__Task to carry out__
Retype the whole listing, please, keeping every line exact and dropping the pictures.

>> begin Material shown

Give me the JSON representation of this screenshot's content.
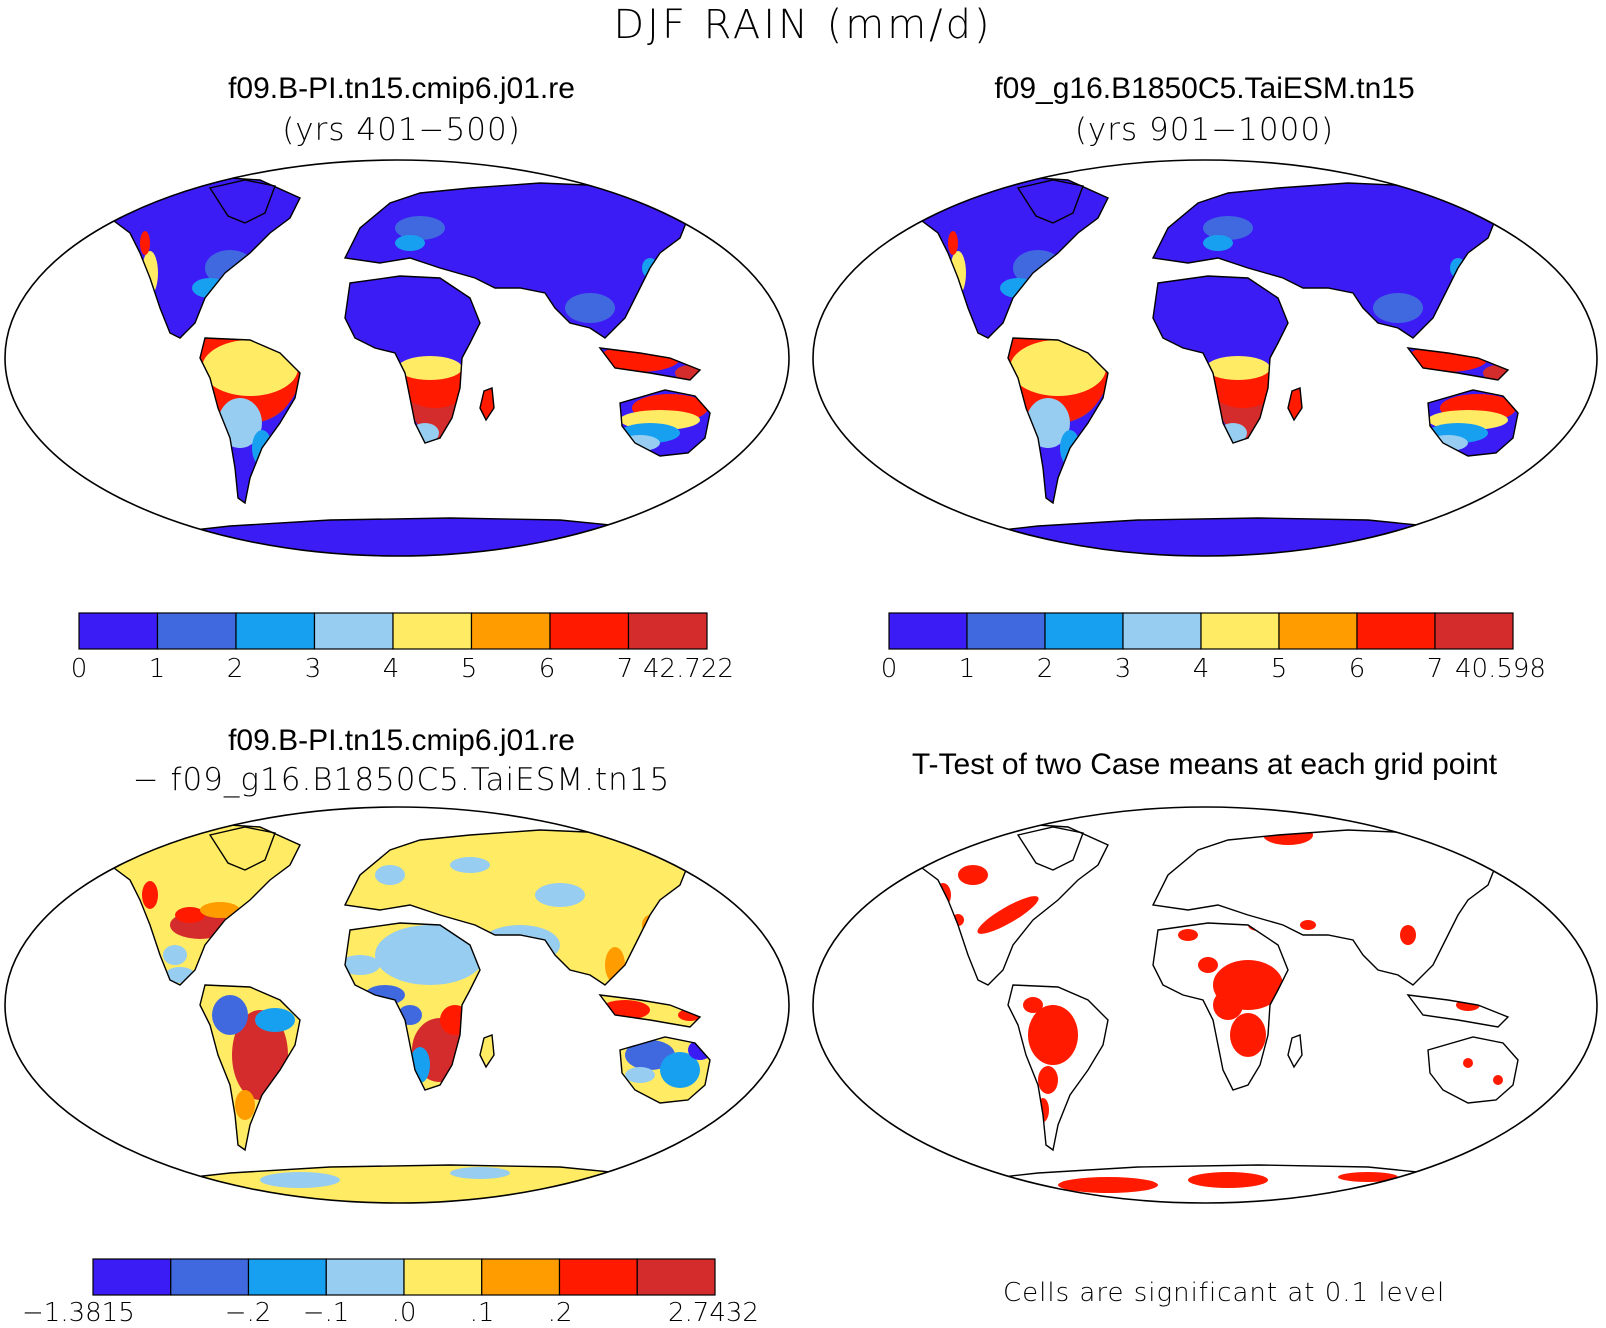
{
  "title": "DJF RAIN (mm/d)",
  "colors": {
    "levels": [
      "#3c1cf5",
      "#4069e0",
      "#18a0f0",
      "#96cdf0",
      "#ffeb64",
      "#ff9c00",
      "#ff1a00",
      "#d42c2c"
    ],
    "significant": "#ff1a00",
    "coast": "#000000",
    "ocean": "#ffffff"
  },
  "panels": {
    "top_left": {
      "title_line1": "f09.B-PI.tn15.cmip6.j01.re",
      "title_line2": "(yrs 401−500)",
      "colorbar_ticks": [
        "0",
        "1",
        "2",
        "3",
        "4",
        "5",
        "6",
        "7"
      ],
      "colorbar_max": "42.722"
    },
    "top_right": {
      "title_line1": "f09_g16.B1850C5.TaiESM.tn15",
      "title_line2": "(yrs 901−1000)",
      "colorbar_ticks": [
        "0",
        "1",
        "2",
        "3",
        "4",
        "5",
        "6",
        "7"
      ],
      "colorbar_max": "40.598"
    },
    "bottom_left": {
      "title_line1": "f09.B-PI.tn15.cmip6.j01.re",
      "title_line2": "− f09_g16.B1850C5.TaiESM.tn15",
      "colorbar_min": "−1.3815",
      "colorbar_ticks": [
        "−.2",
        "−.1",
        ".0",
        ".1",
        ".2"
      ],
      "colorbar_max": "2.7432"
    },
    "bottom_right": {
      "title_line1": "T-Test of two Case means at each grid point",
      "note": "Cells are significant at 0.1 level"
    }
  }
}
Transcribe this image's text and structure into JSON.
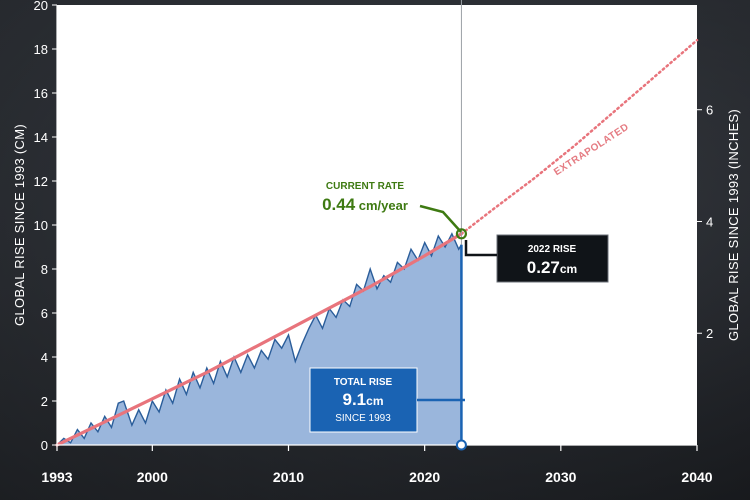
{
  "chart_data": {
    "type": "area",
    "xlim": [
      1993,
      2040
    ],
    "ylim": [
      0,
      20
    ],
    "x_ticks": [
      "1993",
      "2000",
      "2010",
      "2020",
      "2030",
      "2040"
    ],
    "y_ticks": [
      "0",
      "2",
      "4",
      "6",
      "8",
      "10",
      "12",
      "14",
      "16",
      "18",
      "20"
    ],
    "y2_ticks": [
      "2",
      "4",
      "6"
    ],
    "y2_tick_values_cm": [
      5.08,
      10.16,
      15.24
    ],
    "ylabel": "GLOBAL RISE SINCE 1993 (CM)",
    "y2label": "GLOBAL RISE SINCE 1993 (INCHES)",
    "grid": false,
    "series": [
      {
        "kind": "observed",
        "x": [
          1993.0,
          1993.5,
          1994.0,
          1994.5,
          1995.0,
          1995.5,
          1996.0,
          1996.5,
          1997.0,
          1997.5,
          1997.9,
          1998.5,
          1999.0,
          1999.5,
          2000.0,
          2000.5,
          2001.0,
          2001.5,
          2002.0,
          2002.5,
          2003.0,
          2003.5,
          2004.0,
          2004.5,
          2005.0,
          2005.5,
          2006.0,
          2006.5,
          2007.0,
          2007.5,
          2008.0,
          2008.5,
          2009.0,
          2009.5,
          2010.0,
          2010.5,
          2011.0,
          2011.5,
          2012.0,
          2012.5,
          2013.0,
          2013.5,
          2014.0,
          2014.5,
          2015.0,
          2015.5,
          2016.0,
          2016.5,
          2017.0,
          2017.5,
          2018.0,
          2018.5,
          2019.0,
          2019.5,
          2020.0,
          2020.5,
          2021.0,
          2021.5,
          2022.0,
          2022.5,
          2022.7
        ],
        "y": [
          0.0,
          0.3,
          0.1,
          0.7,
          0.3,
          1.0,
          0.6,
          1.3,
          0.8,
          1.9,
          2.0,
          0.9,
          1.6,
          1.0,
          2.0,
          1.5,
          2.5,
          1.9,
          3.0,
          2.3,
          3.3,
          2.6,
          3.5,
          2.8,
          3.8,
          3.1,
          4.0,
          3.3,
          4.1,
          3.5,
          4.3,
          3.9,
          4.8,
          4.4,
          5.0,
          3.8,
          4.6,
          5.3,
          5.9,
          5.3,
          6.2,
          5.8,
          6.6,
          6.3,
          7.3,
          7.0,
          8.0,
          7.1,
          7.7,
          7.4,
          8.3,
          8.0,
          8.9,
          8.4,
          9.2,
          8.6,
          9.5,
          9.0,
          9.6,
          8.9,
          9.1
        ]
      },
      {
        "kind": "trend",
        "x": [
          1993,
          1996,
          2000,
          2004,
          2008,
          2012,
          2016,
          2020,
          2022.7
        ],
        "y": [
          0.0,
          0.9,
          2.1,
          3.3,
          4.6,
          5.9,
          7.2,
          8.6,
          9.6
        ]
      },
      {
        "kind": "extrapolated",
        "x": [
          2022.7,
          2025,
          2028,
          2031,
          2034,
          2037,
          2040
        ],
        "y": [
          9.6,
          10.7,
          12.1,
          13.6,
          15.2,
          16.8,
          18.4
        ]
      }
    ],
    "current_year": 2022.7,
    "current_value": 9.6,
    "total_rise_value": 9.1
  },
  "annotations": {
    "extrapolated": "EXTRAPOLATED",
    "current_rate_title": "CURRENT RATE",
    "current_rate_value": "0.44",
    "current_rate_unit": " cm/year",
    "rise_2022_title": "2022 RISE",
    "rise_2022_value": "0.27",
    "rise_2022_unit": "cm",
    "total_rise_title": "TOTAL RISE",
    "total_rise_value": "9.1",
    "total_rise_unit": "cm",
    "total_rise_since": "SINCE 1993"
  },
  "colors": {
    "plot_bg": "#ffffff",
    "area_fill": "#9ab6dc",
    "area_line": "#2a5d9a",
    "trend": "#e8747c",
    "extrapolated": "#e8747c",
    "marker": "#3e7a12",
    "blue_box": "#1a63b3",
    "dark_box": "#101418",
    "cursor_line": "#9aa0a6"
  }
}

>> end Material shown

__Result for this task__
Give me the JSON representation of this screenshot's content.
{
  "title": "DJF RAIN (mm/d)",
  "colors": {
    "levels": [
      "#3c1cf5",
      "#4069e0",
      "#18a0f0",
      "#96cdf0",
      "#ffeb64",
      "#ff9c00",
      "#ff1a00",
      "#d42c2c"
    ],
    "significant": "#ff1a00",
    "coast": "#000000",
    "ocean": "#ffffff"
  },
  "panels": {
    "top_left": {
      "title_line1": "f09.B-PI.tn15.cmip6.j01.re",
      "title_line2": "(yrs 401−500)",
      "colorbar_ticks": [
        "0",
        "1",
        "2",
        "3",
        "4",
        "5",
        "6",
        "7"
      ],
      "colorbar_max": "42.722"
    },
    "top_right": {
      "title_line1": "f09_g16.B1850C5.TaiESM.tn15",
      "title_line2": "(yrs 901−1000)",
      "colorbar_ticks": [
        "0",
        "1",
        "2",
        "3",
        "4",
        "5",
        "6",
        "7"
      ],
      "colorbar_max": "40.598"
    },
    "bottom_left": {
      "title_line1": "f09.B-PI.tn15.cmip6.j01.re",
      "title_line2": "− f09_g16.B1850C5.TaiESM.tn15",
      "colorbar_min": "−1.3815",
      "colorbar_ticks": [
        "−.2",
        "−.1",
        ".0",
        ".1",
        ".2"
      ],
      "colorbar_max": "2.7432"
    },
    "bottom_right": {
      "title_line1": "T-Test of two Case means at each grid point",
      "note": "Cells are significant at 0.1 level"
    }
  }
}
Transcribe this image's text and structure into JSON.
{
  "chart_data": {
    "type": "area",
    "xlim": [
      1993,
      2040
    ],
    "ylim": [
      0,
      20
    ],
    "x_ticks": [
      "1993",
      "2000",
      "2010",
      "2020",
      "2030",
      "2040"
    ],
    "y_ticks": [
      "0",
      "2",
      "4",
      "6",
      "8",
      "10",
      "12",
      "14",
      "16",
      "18",
      "20"
    ],
    "y2_ticks": [
      "2",
      "4",
      "6"
    ],
    "y2_tick_values_cm": [
      5.08,
      10.16,
      15.24
    ],
    "ylabel": "GLOBAL RISE SINCE 1993 (CM)",
    "y2label": "GLOBAL RISE SINCE 1993 (INCHES)",
    "grid": false,
    "series": [
      {
        "kind": "observed",
        "x": [
          1993.0,
          1993.5,
          1994.0,
          1994.5,
          1995.0,
          1995.5,
          1996.0,
          1996.5,
          1997.0,
          1997.5,
          1997.9,
          1998.5,
          1999.0,
          1999.5,
          2000.0,
          2000.5,
          2001.0,
          2001.5,
          2002.0,
          2002.5,
          2003.0,
          2003.5,
          2004.0,
          2004.5,
          2005.0,
          2005.5,
          2006.0,
          2006.5,
          2007.0,
          2007.5,
          2008.0,
          2008.5,
          2009.0,
          2009.5,
          2010.0,
          2010.5,
          2011.0,
          2011.5,
          2012.0,
          2012.5,
          2013.0,
          2013.5,
          2014.0,
          2014.5,
          2015.0,
          2015.5,
          2016.0,
          2016.5,
          2017.0,
          2017.5,
          2018.0,
          2018.5,
          2019.0,
          2019.5,
          2020.0,
          2020.5,
          2021.0,
          2021.5,
          2022.0,
          2022.5,
          2022.7
        ],
        "y": [
          0.0,
          0.3,
          0.1,
          0.7,
          0.3,
          1.0,
          0.6,
          1.3,
          0.8,
          1.9,
          2.0,
          0.9,
          1.6,
          1.0,
          2.0,
          1.5,
          2.5,
          1.9,
          3.0,
          2.3,
          3.3,
          2.6,
          3.5,
          2.8,
          3.8,
          3.1,
          4.0,
          3.3,
          4.1,
          3.5,
          4.3,
          3.9,
          4.8,
          4.4,
          5.0,
          3.8,
          4.6,
          5.3,
          5.9,
          5.3,
          6.2,
          5.8,
          6.6,
          6.3,
          7.3,
          7.0,
          8.0,
          7.1,
          7.7,
          7.4,
          8.3,
          8.0,
          8.9,
          8.4,
          9.2,
          8.6,
          9.5,
          9.0,
          9.6,
          8.9,
          9.1
        ]
      },
      {
        "kind": "trend",
        "x": [
          1993,
          1996,
          2000,
          2004,
          2008,
          2012,
          2016,
          2020,
          2022.7
        ],
        "y": [
          0.0,
          0.9,
          2.1,
          3.3,
          4.6,
          5.9,
          7.2,
          8.6,
          9.6
        ]
      },
      {
        "kind": "extrapolated",
        "x": [
          2022.7,
          2025,
          2028,
          2031,
          2034,
          2037,
          2040
        ],
        "y": [
          9.6,
          10.7,
          12.1,
          13.6,
          15.2,
          16.8,
          18.4
        ]
      }
    ],
    "current_year": 2022.7,
    "current_value": 9.6,
    "total_rise_value": 9.1
  },
  "annotations": {
    "extrapolated": "EXTRAPOLATED",
    "current_rate_title": "CURRENT RATE",
    "current_rate_value": "0.44",
    "current_rate_unit": " cm/year",
    "rise_2022_title": "2022 RISE",
    "rise_2022_value": "0.27",
    "rise_2022_unit": "cm",
    "total_rise_title": "TOTAL RISE",
    "total_rise_value": "9.1",
    "total_rise_unit": "cm",
    "total_rise_since": "SINCE 1993"
  },
  "colors": {
    "plot_bg": "#ffffff",
    "area_fill": "#9ab6dc",
    "area_line": "#2a5d9a",
    "trend": "#e8747c",
    "extrapolated": "#e8747c",
    "marker": "#3e7a12",
    "blue_box": "#1a63b3",
    "dark_box": "#101418",
    "cursor_line": "#9aa0a6"
  }
}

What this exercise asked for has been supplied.